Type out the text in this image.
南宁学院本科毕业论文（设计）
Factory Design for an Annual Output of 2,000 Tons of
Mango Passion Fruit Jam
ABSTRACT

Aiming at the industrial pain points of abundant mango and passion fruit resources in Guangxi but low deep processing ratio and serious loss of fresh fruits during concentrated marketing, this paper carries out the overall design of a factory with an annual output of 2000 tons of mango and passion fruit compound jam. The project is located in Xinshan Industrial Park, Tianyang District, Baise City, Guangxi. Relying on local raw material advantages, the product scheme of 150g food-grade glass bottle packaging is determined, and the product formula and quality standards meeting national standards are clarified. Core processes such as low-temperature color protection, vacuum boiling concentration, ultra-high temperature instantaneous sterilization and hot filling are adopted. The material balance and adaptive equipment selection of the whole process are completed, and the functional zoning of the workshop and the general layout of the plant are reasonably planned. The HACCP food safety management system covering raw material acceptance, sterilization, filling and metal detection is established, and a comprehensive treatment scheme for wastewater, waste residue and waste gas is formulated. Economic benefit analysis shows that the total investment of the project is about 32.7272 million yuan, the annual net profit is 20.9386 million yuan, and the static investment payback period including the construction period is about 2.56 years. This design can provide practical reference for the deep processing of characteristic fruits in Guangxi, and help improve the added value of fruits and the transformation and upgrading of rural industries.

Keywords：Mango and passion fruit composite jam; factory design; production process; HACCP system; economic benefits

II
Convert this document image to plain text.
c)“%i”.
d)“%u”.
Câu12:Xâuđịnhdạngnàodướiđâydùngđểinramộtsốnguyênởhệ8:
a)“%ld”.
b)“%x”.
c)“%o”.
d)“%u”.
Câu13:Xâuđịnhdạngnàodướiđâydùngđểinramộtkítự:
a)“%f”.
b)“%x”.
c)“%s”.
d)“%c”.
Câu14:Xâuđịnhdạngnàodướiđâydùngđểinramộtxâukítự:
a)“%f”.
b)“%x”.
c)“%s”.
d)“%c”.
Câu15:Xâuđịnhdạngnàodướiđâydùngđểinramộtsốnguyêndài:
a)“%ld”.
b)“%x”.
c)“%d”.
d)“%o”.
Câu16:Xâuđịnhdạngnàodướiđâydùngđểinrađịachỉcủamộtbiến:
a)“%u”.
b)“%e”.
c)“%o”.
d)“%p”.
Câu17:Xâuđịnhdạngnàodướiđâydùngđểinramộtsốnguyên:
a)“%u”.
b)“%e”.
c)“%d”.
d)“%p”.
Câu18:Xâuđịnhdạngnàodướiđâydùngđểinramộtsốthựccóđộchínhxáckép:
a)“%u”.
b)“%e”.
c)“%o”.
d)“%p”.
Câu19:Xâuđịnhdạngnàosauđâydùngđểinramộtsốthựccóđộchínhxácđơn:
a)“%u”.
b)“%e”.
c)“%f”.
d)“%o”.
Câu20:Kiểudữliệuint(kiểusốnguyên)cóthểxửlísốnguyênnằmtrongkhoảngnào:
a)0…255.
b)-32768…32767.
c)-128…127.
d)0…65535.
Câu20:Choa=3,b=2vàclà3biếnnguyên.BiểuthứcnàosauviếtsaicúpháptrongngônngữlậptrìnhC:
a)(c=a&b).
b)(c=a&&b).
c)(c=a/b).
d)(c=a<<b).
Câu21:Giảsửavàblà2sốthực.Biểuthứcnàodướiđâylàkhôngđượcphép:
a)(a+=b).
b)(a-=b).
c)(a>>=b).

- **Exercise description**
In the records above, find each line holding "image" and copy it.

- **Reply**
Type out the text in this image.
Convert this document image to plain text.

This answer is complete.